[Data records]

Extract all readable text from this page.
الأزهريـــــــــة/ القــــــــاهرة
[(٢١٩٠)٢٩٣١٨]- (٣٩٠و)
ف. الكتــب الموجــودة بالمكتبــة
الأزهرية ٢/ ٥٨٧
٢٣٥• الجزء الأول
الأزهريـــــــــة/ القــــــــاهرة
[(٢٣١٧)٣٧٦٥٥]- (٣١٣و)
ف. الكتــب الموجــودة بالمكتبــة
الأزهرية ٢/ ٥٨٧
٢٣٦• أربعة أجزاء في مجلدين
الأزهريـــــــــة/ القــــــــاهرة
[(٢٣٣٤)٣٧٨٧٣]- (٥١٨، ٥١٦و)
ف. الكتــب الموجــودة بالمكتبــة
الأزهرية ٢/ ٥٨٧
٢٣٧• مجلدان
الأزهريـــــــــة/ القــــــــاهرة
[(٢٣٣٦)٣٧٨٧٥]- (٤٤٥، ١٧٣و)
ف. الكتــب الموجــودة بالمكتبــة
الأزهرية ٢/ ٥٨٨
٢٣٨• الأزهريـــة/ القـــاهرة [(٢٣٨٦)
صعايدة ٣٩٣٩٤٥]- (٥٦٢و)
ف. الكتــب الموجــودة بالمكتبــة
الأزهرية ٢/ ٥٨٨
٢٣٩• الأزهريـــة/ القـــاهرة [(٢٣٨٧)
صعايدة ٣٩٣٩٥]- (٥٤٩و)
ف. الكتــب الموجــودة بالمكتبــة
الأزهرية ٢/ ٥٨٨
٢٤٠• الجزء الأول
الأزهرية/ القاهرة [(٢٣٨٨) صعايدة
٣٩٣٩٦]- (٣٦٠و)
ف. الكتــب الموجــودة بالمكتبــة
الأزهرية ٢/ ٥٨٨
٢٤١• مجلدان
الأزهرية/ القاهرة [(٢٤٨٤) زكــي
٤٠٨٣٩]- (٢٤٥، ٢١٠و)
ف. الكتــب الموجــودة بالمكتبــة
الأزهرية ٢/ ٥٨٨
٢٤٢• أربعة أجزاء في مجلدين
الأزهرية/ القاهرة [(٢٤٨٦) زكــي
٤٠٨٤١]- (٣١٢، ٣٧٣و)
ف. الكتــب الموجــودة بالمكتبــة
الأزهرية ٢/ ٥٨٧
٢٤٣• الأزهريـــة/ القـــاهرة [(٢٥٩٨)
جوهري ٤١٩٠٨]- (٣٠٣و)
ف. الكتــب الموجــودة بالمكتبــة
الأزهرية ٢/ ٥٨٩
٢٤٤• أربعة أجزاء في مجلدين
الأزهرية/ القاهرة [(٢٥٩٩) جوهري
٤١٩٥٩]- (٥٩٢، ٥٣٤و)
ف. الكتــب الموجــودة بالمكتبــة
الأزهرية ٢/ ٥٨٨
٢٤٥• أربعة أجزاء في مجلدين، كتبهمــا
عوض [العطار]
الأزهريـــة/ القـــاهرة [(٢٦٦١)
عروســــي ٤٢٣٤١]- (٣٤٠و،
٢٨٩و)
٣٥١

**TASK INSTRUCTIONS**
Return all the data above once more, precisely as given.

**CORRECT RESULT**
Extract all readable text from this page.
الأزهريـــــــــة/ القــــــــاهرة
[(٢١٩٠)٢٩٣١٨]- (٣٩٠و)
ف. الكتــب الموجــودة بالمكتبــة
الأزهرية ٢/ ٥٨٧
٢٣٥• الجزء الأول
الأزهريـــــــــة/ القــــــــاهرة
[(٢٣١٧)٣٧٦٥٥]- (٣١٣و)
ف. الكتــب الموجــودة بالمكتبــة
الأزهرية ٢/ ٥٨٧
٢٣٦• أربعة أجزاء في مجلدين
الأزهريـــــــــة/ القــــــــاهرة
[(٢٣٣٤)٣٧٨٧٣]- (٥١٨، ٥١٦و)
ف. الكتــب الموجــودة بالمكتبــة
الأزهرية ٢/ ٥٨٧
٢٣٧• مجلدان
الأزهريـــــــــة/ القــــــــاهرة
[(٢٣٣٦)٣٧٨٧٥]- (٤٤٥، ١٧٣و)
ف. الكتــب الموجــودة بالمكتبــة
الأزهرية ٢/ ٥٨٨
٢٣٨• الأزهريـــة/ القـــاهرة [(٢٣٨٦)
صعايدة ٣٩٣٩٤٥]- (٥٦٢و)
ف. الكتــب الموجــودة بالمكتبــة
الأزهرية ٢/ ٥٨٨
٢٣٩• الأزهريـــة/ القـــاهرة [(٢٣٨٧)
صعايدة ٣٩٣٩٥]- (٥٤٩و)
ف. الكتــب الموجــودة بالمكتبــة
الأزهرية ٢/ ٥٨٨
٢٤٠• الجزء الأول
الأزهرية/ القاهرة [(٢٣٨٨) صعايدة
٣٩٣٩٦]- (٣٦٠و)
ف. الكتــب الموجــودة بالمكتبــة
الأزهرية ٢/ ٥٨٨
٢٤١• مجلدان
الأزهرية/ القاهرة [(٢٤٨٤) زكــي
٤٠٨٣٩]- (٢٤٥، ٢١٠و)
ف. الكتــب الموجــودة بالمكتبــة
الأزهرية ٢/ ٥٨٨
٢٤٢• أربعة أجزاء في مجلدين
الأزهرية/ القاهرة [(٢٤٨٦) زكــي
٤٠٨٤١]- (٣١٢، ٣٧٣و)
ف. الكتــب الموجــودة بالمكتبــة
الأزهرية ٢/ ٥٨٧
٢٤٣• الأزهريـــة/ القـــاهرة [(٢٥٩٨)
جوهري ٤١٩٠٨]- (٣٠٣و)
ف. الكتــب الموجــودة بالمكتبــة
الأزهرية ٢/ ٥٨٩
٢٤٤• أربعة أجزاء في مجلدين
الأزهرية/ القاهرة [(٢٥٩٩) جوهري
٤١٩٥٩]- (٥٩٢، ٥٣٤و)
ف. الكتــب الموجــودة بالمكتبــة
الأزهرية ٢/ ٥٨٨
٢٤٥• أربعة أجزاء في مجلدين، كتبهمــا
عوض [العطار]
الأزهريـــة/ القـــاهرة [(٢٦٦١)
عروســــي ٤٢٣٤١]- (٣٤٠و،
٢٨٩و)
٣٥١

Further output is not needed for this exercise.